* START *
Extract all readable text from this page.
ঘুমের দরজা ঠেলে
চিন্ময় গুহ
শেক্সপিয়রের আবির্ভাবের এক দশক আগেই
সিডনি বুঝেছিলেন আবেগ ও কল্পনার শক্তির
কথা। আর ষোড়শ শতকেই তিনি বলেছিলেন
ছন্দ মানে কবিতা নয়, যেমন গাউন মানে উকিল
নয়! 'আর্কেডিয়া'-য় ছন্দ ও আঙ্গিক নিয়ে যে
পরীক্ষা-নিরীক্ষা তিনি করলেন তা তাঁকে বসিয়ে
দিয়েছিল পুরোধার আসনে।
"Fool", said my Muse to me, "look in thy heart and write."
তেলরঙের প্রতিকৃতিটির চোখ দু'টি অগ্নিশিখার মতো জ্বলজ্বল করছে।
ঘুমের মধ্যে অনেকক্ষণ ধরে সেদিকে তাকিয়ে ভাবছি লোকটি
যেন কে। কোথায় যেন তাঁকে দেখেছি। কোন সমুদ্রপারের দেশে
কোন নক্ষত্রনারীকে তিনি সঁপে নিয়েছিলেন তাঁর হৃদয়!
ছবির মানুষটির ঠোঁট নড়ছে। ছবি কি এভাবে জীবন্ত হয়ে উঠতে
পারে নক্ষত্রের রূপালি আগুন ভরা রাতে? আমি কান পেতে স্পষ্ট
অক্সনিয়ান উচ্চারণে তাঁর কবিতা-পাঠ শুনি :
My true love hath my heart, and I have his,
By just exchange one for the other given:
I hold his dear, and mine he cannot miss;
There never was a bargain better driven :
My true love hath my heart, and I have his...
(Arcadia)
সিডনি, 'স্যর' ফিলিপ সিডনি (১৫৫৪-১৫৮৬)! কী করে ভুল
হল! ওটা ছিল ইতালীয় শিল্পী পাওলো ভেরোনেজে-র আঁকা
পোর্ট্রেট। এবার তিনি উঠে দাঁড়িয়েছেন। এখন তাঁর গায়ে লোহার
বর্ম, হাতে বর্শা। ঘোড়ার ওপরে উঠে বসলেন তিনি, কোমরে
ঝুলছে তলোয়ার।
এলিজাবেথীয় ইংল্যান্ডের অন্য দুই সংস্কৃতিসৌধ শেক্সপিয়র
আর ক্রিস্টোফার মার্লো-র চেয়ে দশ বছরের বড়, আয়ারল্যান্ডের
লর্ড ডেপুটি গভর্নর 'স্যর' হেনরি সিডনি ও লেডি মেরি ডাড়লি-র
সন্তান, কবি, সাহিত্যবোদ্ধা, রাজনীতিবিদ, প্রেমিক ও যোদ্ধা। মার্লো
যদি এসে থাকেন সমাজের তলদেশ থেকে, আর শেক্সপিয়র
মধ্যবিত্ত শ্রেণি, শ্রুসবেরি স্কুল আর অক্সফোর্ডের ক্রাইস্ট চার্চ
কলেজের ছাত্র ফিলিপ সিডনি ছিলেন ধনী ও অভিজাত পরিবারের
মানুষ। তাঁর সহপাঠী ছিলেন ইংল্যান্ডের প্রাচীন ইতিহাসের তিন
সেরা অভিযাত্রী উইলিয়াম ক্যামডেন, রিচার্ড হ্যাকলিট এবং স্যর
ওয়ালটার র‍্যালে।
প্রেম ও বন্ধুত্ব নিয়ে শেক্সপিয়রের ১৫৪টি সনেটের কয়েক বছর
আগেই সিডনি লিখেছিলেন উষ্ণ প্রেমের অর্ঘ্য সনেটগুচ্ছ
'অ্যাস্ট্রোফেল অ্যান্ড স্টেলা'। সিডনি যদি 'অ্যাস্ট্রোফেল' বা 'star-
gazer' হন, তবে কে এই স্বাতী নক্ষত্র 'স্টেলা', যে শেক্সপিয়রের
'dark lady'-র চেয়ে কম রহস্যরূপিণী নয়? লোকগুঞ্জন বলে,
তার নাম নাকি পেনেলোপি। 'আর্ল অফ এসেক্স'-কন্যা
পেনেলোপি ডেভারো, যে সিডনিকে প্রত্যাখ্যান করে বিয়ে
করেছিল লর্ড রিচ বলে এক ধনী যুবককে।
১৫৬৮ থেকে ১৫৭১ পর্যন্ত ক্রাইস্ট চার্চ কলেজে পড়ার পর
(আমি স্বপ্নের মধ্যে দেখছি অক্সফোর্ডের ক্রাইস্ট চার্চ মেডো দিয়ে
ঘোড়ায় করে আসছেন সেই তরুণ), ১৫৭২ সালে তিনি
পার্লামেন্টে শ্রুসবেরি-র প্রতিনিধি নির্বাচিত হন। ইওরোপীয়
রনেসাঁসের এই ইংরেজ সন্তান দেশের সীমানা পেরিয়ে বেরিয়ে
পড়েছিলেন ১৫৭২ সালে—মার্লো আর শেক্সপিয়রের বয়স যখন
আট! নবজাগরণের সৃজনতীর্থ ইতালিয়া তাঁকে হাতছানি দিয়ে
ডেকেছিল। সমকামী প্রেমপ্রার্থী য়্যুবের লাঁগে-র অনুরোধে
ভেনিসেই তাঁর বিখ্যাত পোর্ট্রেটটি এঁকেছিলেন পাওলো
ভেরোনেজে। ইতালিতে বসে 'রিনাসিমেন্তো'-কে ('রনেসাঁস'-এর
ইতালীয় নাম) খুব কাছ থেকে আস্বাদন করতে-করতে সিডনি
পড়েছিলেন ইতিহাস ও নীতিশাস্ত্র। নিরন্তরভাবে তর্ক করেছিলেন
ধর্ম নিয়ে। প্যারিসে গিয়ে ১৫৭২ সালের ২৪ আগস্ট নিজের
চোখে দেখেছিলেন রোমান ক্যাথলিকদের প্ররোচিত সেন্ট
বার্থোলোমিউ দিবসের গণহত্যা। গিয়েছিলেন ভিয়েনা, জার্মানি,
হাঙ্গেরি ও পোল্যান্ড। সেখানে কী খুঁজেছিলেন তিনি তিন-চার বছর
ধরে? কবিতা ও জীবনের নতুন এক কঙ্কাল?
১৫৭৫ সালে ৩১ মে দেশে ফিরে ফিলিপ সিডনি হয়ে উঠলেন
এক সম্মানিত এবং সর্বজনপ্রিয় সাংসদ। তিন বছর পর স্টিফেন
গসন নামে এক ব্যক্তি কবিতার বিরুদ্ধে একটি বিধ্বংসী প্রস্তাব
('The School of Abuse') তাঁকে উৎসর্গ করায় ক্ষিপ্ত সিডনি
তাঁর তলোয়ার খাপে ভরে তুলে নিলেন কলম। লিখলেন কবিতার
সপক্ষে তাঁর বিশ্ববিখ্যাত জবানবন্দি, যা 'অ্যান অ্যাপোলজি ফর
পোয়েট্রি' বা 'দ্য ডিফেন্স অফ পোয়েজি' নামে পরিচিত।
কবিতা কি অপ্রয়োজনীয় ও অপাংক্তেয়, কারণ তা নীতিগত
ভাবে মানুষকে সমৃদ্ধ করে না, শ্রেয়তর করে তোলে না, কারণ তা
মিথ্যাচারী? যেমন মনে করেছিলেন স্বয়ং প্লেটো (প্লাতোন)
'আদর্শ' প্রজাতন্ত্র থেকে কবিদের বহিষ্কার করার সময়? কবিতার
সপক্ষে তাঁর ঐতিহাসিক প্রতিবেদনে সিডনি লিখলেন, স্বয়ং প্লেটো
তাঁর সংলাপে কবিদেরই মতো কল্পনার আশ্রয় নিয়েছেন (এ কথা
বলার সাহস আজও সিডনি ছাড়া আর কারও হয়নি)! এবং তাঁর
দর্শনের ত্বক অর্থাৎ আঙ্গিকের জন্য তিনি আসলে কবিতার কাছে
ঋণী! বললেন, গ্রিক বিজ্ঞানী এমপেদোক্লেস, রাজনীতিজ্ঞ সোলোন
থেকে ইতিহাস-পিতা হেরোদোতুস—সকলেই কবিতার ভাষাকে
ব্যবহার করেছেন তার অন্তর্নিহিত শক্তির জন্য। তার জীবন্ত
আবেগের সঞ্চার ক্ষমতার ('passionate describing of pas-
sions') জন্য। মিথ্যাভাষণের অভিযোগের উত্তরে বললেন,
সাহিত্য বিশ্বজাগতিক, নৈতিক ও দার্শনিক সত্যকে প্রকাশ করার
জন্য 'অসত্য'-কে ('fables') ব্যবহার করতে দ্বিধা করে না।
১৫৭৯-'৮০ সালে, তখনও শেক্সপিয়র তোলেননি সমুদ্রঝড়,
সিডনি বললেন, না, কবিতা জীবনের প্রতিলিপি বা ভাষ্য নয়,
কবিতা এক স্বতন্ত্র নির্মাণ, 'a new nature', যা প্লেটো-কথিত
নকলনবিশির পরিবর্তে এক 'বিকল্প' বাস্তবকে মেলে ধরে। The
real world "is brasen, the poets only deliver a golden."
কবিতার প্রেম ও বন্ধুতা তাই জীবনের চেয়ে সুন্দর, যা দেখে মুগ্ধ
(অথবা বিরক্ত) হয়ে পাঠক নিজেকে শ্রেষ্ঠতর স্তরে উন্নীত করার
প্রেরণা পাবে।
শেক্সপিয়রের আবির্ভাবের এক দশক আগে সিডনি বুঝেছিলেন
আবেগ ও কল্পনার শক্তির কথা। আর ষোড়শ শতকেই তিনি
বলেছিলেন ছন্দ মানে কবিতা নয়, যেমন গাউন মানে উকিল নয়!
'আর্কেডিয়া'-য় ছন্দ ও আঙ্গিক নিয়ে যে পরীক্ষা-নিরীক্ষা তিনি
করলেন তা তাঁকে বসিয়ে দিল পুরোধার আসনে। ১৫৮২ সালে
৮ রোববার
* END *
• Your instructions: Return only those lines of the records that contain the string "hath".

• Response to the exercise:
My true love hath my heart, and I have his,
My true love hath my heart, and I have his...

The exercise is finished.